• _DATA ROWS_:
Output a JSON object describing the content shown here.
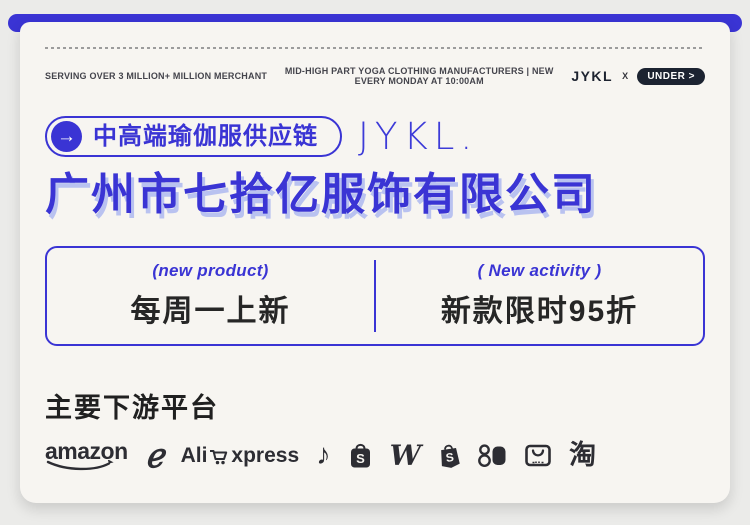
{
  "colors": {
    "accent_blue": "#3a34d4",
    "accent_light_blue": "#b9c2f0",
    "card_bg": "#f7f5f1",
    "page_bg": "#ebebe9",
    "dark_text": "#2d2d33",
    "badge_bg": "#1c2331"
  },
  "header": {
    "left": "SERVING OVER 3 MILLION+  MILLION MERCHANT",
    "center": "MID-HIGH PART YOGA CLOTHING MANUFACTURERS  | NEW EVERY MONDAY AT 10:00AM",
    "brand": "JYKL",
    "collab_x": "X",
    "badge": "UNDER >"
  },
  "brand_row": {
    "arrow": "→",
    "pill_label": "中高端瑜伽服供应链",
    "logo": "JYKL."
  },
  "title": "广州市七拾亿服饰有限公司",
  "info_box": {
    "left": {
      "subtitle": "(new product)",
      "text": "每周一上新"
    },
    "right": {
      "subtitle": "( New activity )",
      "text": "新款限时95折"
    }
  },
  "platforms": {
    "heading": "主要下游平台",
    "items": [
      {
        "name": "amazon",
        "label": "amazon"
      },
      {
        "name": "alibaba",
        "glyph": "ℯ"
      },
      {
        "name": "aliexpress",
        "pre": "Ali",
        "post": "xpress"
      },
      {
        "name": "tiktok",
        "glyph": "♪"
      },
      {
        "name": "shopee",
        "letter": "S"
      },
      {
        "name": "wish",
        "letter": "W"
      },
      {
        "name": "shopify",
        "letter": "S"
      },
      {
        "name": "kuaishou"
      },
      {
        "name": "shop-bag-smile"
      },
      {
        "name": "taobao",
        "label": "淘"
      }
    ]
  }
}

• _PROBLEM STATEMENT_: Return each line of the data, keeping its wording exact and omitting pictures.

• _EXERCISE RESPONSE_:
Output a JSON object describing the content shown here.
{
  "colors": {
    "accent_blue": "#3a34d4",
    "accent_light_blue": "#b9c2f0",
    "card_bg": "#f7f5f1",
    "page_bg": "#ebebe9",
    "dark_text": "#2d2d33",
    "badge_bg": "#1c2331"
  },
  "header": {
    "left": "SERVING OVER 3 MILLION+  MILLION MERCHANT",
    "center": "MID-HIGH PART YOGA CLOTHING MANUFACTURERS  | NEW EVERY MONDAY AT 10:00AM",
    "brand": "JYKL",
    "collab_x": "X",
    "badge": "UNDER >"
  },
  "brand_row": {
    "arrow": "→",
    "pill_label": "中高端瑜伽服供应链",
    "logo": "JYKL."
  },
  "title": "广州市七拾亿服饰有限公司",
  "info_box": {
    "left": {
      "subtitle": "(new product)",
      "text": "每周一上新"
    },
    "right": {
      "subtitle": "( New activity )",
      "text": "新款限时95折"
    }
  },
  "platforms": {
    "heading": "主要下游平台",
    "items": [
      {
        "name": "amazon",
        "label": "amazon"
      },
      {
        "name": "alibaba",
        "glyph": "ℯ"
      },
      {
        "name": "aliexpress",
        "pre": "Ali",
        "post": "xpress"
      },
      {
        "name": "tiktok",
        "glyph": "♪"
      },
      {
        "name": "shopee",
        "letter": "S"
      },
      {
        "name": "wish",
        "letter": "W"
      },
      {
        "name": "shopify",
        "letter": "S"
      },
      {
        "name": "kuaishou"
      },
      {
        "name": "shop-bag-smile"
      },
      {
        "name": "taobao",
        "label": "淘"
      }
    ]
  }
}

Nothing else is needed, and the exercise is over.